--- Set problem ---
Transcribe every one of the following lines verbatim, keeping each character unchanged.

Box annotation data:
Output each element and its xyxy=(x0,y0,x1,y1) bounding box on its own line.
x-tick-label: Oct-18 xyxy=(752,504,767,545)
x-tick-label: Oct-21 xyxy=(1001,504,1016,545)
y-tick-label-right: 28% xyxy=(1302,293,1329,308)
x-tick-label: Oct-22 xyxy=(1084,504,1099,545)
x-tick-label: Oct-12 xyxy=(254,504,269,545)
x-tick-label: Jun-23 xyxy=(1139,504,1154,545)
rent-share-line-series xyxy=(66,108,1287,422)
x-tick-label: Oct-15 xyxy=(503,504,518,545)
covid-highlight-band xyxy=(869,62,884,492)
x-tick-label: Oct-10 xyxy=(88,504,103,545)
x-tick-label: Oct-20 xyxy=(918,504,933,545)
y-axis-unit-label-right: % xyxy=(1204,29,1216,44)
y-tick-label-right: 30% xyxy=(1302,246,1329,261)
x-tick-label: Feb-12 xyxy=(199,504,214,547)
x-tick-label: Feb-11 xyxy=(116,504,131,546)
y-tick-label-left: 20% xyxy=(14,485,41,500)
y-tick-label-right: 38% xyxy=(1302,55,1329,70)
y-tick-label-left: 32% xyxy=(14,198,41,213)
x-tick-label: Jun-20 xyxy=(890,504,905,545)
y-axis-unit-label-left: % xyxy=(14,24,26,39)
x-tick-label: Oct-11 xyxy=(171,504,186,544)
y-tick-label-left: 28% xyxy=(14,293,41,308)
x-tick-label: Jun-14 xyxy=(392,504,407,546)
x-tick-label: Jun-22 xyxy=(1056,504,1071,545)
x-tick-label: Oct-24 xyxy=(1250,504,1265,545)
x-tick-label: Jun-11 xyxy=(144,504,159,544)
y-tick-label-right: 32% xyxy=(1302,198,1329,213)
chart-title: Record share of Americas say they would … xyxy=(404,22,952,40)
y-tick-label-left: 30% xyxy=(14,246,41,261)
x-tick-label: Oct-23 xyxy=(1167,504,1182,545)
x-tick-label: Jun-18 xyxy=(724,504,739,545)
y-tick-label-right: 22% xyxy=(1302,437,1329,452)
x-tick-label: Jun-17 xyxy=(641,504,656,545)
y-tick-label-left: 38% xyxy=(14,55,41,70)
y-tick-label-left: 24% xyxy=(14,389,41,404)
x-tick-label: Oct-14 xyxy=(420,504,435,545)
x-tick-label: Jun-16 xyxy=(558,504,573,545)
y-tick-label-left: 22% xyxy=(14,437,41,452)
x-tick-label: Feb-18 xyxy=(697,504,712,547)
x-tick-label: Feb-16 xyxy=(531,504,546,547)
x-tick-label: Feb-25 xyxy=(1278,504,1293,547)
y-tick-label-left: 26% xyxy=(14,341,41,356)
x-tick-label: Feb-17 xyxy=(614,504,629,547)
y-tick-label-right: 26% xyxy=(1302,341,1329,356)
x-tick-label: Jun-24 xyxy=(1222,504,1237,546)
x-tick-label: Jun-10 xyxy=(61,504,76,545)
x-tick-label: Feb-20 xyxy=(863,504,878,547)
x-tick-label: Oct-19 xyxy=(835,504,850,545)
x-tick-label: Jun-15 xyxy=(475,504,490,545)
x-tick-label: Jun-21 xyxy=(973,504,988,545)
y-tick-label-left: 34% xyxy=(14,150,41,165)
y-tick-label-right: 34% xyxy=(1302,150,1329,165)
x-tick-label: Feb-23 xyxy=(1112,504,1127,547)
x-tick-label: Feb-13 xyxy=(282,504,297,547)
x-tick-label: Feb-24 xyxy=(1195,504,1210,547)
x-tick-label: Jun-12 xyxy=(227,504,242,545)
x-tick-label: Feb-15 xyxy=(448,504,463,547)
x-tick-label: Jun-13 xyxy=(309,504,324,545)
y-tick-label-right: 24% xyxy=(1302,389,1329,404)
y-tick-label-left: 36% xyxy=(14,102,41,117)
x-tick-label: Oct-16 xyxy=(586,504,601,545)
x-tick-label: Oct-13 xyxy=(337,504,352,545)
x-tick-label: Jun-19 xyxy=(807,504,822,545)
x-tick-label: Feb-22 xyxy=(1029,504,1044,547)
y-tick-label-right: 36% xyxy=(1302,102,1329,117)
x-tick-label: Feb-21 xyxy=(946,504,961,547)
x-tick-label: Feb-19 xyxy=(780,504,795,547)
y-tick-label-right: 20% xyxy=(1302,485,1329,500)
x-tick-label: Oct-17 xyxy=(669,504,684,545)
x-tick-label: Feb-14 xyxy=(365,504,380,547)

--- Output ---
Output each element and its xyxy=(x0,y0,x1,y1) bounding box on its own line.
x-tick-label: Oct-18 xyxy=(752,504,767,545)
x-tick-label: Oct-21 xyxy=(1001,504,1016,545)
y-tick-label-right: 28% xyxy=(1302,293,1329,308)
x-tick-label: Oct-22 xyxy=(1084,504,1099,545)
x-tick-label: Oct-12 xyxy=(254,504,269,545)
x-tick-label: Jun-23 xyxy=(1139,504,1154,545)
rent-share-line-series xyxy=(66,108,1287,422)
x-tick-label: Oct-15 xyxy=(503,504,518,545)
covid-highlight-band xyxy=(869,62,884,492)
x-tick-label: Oct-10 xyxy=(88,504,103,545)
x-tick-label: Oct-20 xyxy=(918,504,933,545)
y-axis-unit-label-right: % xyxy=(1204,29,1216,44)
y-tick-label-right: 30% xyxy=(1302,246,1329,261)
x-tick-label: Feb-12 xyxy=(199,504,214,547)
x-tick-label: Feb-11 xyxy=(116,504,131,546)
y-tick-label-left: 20% xyxy=(14,485,41,500)
y-tick-label-right: 38% xyxy=(1302,55,1329,70)
y-tick-label-left: 32% xyxy=(14,198,41,213)
x-tick-label: Jun-20 xyxy=(890,504,905,545)
y-axis-unit-label-left: % xyxy=(14,24,26,39)
x-tick-label: Oct-11 xyxy=(171,504,186,544)
y-tick-label-left: 28% xyxy=(14,293,41,308)
x-tick-label: Jun-14 xyxy=(392,504,407,546)
x-tick-label: Jun-22 xyxy=(1056,504,1071,545)
x-tick-label: Oct-24 xyxy=(1250,504,1265,545)
x-tick-label: Jun-11 xyxy=(144,504,159,544)
y-tick-label-right: 32% xyxy=(1302,198,1329,213)
chart-title: Record share of Americas say they would … xyxy=(404,22,952,40)
y-tick-label-left: 30% xyxy=(14,246,41,261)
x-tick-label: Oct-23 xyxy=(1167,504,1182,545)
x-tick-label: Jun-18 xyxy=(724,504,739,545)
y-tick-label-right: 22% xyxy=(1302,437,1329,452)
x-tick-label: Jun-17 xyxy=(641,504,656,545)
y-tick-label-left: 38% xyxy=(14,55,41,70)
y-tick-label-left: 24% xyxy=(14,389,41,404)
x-tick-label: Oct-14 xyxy=(420,504,435,545)
x-tick-label: Jun-16 xyxy=(558,504,573,545)
y-tick-label-left: 22% xyxy=(14,437,41,452)
x-tick-label: Feb-18 xyxy=(697,504,712,547)
x-tick-label: Feb-16 xyxy=(531,504,546,547)
x-tick-label: Feb-25 xyxy=(1278,504,1293,547)
y-tick-label-left: 26% xyxy=(14,341,41,356)
x-tick-label: Feb-17 xyxy=(614,504,629,547)
y-tick-label-right: 26% xyxy=(1302,341,1329,356)
x-tick-label: Jun-24 xyxy=(1222,504,1237,546)
x-tick-label: Jun-10 xyxy=(61,504,76,545)
x-tick-label: Feb-20 xyxy=(863,504,878,547)
x-tick-label: Oct-19 xyxy=(835,504,850,545)
x-tick-label: Jun-15 xyxy=(475,504,490,545)
x-tick-label: Jun-21 xyxy=(973,504,988,545)
y-tick-label-left: 34% xyxy=(14,150,41,165)
y-tick-label-right: 34% xyxy=(1302,150,1329,165)
x-tick-label: Feb-23 xyxy=(1112,504,1127,547)
x-tick-label: Feb-13 xyxy=(282,504,297,547)
x-tick-label: Feb-24 xyxy=(1195,504,1210,547)
x-tick-label: Jun-12 xyxy=(227,504,242,545)
x-tick-label: Feb-15 xyxy=(448,504,463,547)
x-tick-label: Jun-13 xyxy=(309,504,324,545)
y-tick-label-right: 24% xyxy=(1302,389,1329,404)
y-tick-label-left: 36% xyxy=(14,102,41,117)
x-tick-label: Oct-16 xyxy=(586,504,601,545)
x-tick-label: Oct-13 xyxy=(337,504,352,545)
x-tick-label: Jun-19 xyxy=(807,504,822,545)
x-tick-label: Feb-22 xyxy=(1029,504,1044,547)
y-tick-label-right: 36% xyxy=(1302,102,1329,117)
x-tick-label: Feb-21 xyxy=(946,504,961,547)
x-tick-label: Feb-19 xyxy=(780,504,795,547)
y-tick-label-right: 20% xyxy=(1302,485,1329,500)
x-tick-label: Oct-17 xyxy=(669,504,684,545)
x-tick-label: Feb-14 xyxy=(365,504,380,547)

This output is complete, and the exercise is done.